## What the exercise asks:
Write the records out again, precisely as they stand.

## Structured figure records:
§

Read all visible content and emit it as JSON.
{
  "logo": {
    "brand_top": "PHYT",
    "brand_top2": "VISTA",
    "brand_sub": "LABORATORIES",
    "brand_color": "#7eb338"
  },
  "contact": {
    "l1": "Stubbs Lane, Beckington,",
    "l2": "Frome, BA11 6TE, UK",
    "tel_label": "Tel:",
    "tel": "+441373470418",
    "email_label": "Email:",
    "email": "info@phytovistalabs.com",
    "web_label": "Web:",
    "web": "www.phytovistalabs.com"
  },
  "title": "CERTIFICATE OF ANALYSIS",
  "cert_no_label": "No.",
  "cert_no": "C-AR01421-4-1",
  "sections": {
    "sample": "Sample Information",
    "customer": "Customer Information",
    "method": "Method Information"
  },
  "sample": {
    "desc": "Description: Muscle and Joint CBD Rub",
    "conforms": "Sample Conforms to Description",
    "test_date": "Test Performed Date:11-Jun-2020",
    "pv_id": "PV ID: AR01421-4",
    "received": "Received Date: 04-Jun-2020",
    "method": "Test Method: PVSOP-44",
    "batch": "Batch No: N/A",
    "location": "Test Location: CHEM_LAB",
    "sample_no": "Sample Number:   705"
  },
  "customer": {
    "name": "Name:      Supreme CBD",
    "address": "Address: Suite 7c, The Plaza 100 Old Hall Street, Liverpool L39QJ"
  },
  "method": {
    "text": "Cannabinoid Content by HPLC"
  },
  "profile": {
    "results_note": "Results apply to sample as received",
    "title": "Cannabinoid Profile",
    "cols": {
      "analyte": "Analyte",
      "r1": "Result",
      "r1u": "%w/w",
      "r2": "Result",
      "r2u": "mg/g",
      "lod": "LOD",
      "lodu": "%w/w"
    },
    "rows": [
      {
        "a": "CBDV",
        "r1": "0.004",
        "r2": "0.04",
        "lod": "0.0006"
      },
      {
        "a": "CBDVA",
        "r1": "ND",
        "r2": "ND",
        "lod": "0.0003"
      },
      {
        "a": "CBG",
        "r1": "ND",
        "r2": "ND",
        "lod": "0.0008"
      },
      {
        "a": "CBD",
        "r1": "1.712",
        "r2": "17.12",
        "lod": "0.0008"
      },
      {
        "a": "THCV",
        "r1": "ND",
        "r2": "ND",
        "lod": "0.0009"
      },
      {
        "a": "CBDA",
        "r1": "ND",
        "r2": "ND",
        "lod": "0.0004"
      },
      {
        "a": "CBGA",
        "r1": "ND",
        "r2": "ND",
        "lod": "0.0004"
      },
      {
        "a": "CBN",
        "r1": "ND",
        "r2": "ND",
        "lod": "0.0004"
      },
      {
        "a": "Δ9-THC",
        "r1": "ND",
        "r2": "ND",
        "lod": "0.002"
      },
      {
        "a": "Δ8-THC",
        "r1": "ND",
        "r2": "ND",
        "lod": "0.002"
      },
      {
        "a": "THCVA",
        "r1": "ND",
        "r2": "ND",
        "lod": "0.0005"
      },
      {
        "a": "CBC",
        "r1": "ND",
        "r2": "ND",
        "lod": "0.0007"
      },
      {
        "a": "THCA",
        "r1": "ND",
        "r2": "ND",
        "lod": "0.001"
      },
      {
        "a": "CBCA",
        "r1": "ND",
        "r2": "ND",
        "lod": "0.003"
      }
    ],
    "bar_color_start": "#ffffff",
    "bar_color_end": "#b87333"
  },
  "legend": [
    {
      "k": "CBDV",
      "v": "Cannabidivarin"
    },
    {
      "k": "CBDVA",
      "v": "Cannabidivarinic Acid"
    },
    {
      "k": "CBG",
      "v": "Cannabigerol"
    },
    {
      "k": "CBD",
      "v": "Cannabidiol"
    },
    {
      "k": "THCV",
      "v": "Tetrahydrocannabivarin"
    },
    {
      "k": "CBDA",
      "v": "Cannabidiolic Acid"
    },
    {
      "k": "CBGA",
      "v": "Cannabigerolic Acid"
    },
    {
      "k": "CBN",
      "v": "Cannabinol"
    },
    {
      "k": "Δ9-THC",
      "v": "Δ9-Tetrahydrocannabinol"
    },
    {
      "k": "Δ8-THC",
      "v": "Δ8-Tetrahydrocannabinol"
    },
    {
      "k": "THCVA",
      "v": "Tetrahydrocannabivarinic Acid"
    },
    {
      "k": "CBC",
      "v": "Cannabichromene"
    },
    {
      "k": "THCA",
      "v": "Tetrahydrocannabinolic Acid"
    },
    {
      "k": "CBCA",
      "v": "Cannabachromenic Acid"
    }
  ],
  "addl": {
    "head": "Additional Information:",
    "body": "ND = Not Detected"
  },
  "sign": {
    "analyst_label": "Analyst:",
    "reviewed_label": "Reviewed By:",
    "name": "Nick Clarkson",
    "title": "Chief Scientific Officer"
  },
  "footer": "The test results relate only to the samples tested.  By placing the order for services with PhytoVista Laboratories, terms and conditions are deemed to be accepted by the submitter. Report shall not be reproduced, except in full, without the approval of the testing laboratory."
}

§

## Solved exercise:
Read all visible content and emit it as JSON.
{
  "logo": {
    "brand_top": "PHYT",
    "brand_top2": "VISTA",
    "brand_sub": "LABORATORIES",
    "brand_color": "#7eb338"
  },
  "contact": {
    "l1": "Stubbs Lane, Beckington,",
    "l2": "Frome, BA11 6TE, UK",
    "tel_label": "Tel:",
    "tel": "+441373470418",
    "email_label": "Email:",
    "email": "info@phytovistalabs.com",
    "web_label": "Web:",
    "web": "www.phytovistalabs.com"
  },
  "title": "CERTIFICATE OF ANALYSIS",
  "cert_no_label": "No.",
  "cert_no": "C-AR01421-4-1",
  "sections": {
    "sample": "Sample Information",
    "customer": "Customer Information",
    "method": "Method Information"
  },
  "sample": {
    "desc": "Description: Muscle and Joint CBD Rub",
    "conforms": "Sample Conforms to Description",
    "test_date": "Test Performed Date:11-Jun-2020",
    "pv_id": "PV ID: AR01421-4",
    "received": "Received Date: 04-Jun-2020",
    "method": "Test Method: PVSOP-44",
    "batch": "Batch No: N/A",
    "location": "Test Location: CHEM_LAB",
    "sample_no": "Sample Number:   705"
  },
  "customer": {
    "name": "Name:      Supreme CBD",
    "address": "Address: Suite 7c, The Plaza 100 Old Hall Street, Liverpool L39QJ"
  },
  "method": {
    "text": "Cannabinoid Content by HPLC"
  },
  "profile": {
    "results_note": "Results apply to sample as received",
    "title": "Cannabinoid Profile",
    "cols": {
      "analyte": "Analyte",
      "r1": "Result",
      "r1u": "%w/w",
      "r2": "Result",
      "r2u": "mg/g",
      "lod": "LOD",
      "lodu": "%w/w"
    },
    "rows": [
      {
        "a": "CBDV",
        "r1": "0.004",
        "r2": "0.04",
        "lod": "0.0006"
      },
      {
        "a": "CBDVA",
        "r1": "ND",
        "r2": "ND",
        "lod": "0.0003"
      },
      {
        "a": "CBG",
        "r1": "ND",
        "r2": "ND",
        "lod": "0.0008"
      },
      {
        "a": "CBD",
        "r1": "1.712",
        "r2": "17.12",
        "lod": "0.0008"
      },
      {
        "a": "THCV",
        "r1": "ND",
        "r2": "ND",
        "lod": "0.0009"
      },
      {
        "a": "CBDA",
        "r1": "ND",
        "r2": "ND",
        "lod": "0.0004"
      },
      {
        "a": "CBGA",
        "r1": "ND",
        "r2": "ND",
        "lod": "0.0004"
      },
      {
        "a": "CBN",
        "r1": "ND",
        "r2": "ND",
        "lod": "0.0004"
      },
      {
        "a": "Δ9-THC",
        "r1": "ND",
        "r2": "ND",
        "lod": "0.002"
      },
      {
        "a": "Δ8-THC",
        "r1": "ND",
        "r2": "ND",
        "lod": "0.002"
      },
      {
        "a": "THCVA",
        "r1": "ND",
        "r2": "ND",
        "lod": "0.0005"
      },
      {
        "a": "CBC",
        "r1": "ND",
        "r2": "ND",
        "lod": "0.0007"
      },
      {
        "a": "THCA",
        "r1": "ND",
        "r2": "ND",
        "lod": "0.001"
      },
      {
        "a": "CBCA",
        "r1": "ND",
        "r2": "ND",
        "lod": "0.003"
      }
    ],
    "bar_color_start": "#ffffff",
    "bar_color_end": "#b87333"
  },
  "legend": [
    {
      "k": "CBDV",
      "v": "Cannabidivarin"
    },
    {
      "k": "CBDVA",
      "v": "Cannabidivarinic Acid"
    },
    {
      "k": "CBG",
      "v": "Cannabigerol"
    },
    {
      "k": "CBD",
      "v": "Cannabidiol"
    },
    {
      "k": "THCV",
      "v": "Tetrahydrocannabivarin"
    },
    {
      "k": "CBDA",
      "v": "Cannabidiolic Acid"
    },
    {
      "k": "CBGA",
      "v": "Cannabigerolic Acid"
    },
    {
      "k": "CBN",
      "v": "Cannabinol"
    },
    {
      "k": "Δ9-THC",
      "v": "Δ9-Tetrahydrocannabinol"
    },
    {
      "k": "Δ8-THC",
      "v": "Δ8-Tetrahydrocannabinol"
    },
    {
      "k": "THCVA",
      "v": "Tetrahydrocannabivarinic Acid"
    },
    {
      "k": "CBC",
      "v": "Cannabichromene"
    },
    {
      "k": "THCA",
      "v": "Tetrahydrocannabinolic Acid"
    },
    {
      "k": "CBCA",
      "v": "Cannabachromenic Acid"
    }
  ],
  "addl": {
    "head": "Additional Information:",
    "body": "ND = Not Detected"
  },
  "sign": {
    "analyst_label": "Analyst:",
    "reviewed_label": "Reviewed By:",
    "name": "Nick Clarkson",
    "title": "Chief Scientific Officer"
  },
  "footer": "The test results relate only to the samples tested.  By placing the order for services with PhytoVista Laboratories, terms and conditions are deemed to be accepted by the submitter. Report shall not be reproduced, except in full, without the approval of the testing laboratory."
}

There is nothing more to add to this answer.